■ **Task directions**
Restate, word for word, every line of the data.

■ **Task inputs**

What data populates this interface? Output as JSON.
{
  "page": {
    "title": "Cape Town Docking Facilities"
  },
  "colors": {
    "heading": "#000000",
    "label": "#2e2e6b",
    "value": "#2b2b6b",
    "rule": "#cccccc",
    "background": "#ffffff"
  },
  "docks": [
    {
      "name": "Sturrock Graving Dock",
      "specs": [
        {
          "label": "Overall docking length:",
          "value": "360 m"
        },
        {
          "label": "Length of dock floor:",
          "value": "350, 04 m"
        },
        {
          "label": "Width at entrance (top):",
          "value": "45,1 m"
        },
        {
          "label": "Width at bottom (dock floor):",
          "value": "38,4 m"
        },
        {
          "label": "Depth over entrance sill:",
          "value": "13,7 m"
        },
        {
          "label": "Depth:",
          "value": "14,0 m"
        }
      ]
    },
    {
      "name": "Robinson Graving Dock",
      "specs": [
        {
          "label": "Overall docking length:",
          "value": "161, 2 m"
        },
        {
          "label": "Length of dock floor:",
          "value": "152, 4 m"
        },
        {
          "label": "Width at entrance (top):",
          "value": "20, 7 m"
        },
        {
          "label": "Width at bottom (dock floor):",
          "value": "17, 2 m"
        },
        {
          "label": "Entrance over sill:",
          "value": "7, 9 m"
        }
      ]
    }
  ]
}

■ **Answer to this task**
What data populates this interface? Output as JSON.
{
  "page": {
    "title": "Cape Town Docking Facilities"
  },
  "colors": {
    "heading": "#000000",
    "label": "#2e2e6b",
    "value": "#2b2b6b",
    "rule": "#cccccc",
    "background": "#ffffff"
  },
  "docks": [
    {
      "name": "Sturrock Graving Dock",
      "specs": [
        {
          "label": "Overall docking length:",
          "value": "360 m"
        },
        {
          "label": "Length of dock floor:",
          "value": "350, 04 m"
        },
        {
          "label": "Width at entrance (top):",
          "value": "45,1 m"
        },
        {
          "label": "Width at bottom (dock floor):",
          "value": "38,4 m"
        },
        {
          "label": "Depth over entrance sill:",
          "value": "13,7 m"
        },
        {
          "label": "Depth:",
          "value": "14,0 m"
        }
      ]
    },
    {
      "name": "Robinson Graving Dock",
      "specs": [
        {
          "label": "Overall docking length:",
          "value": "161, 2 m"
        },
        {
          "label": "Length of dock floor:",
          "value": "152, 4 m"
        },
        {
          "label": "Width at entrance (top):",
          "value": "20, 7 m"
        },
        {
          "label": "Width at bottom (dock floor):",
          "value": "17, 2 m"
        },
        {
          "label": "Entrance over sill:",
          "value": "7, 9 m"
        }
      ]
    }
  ]
}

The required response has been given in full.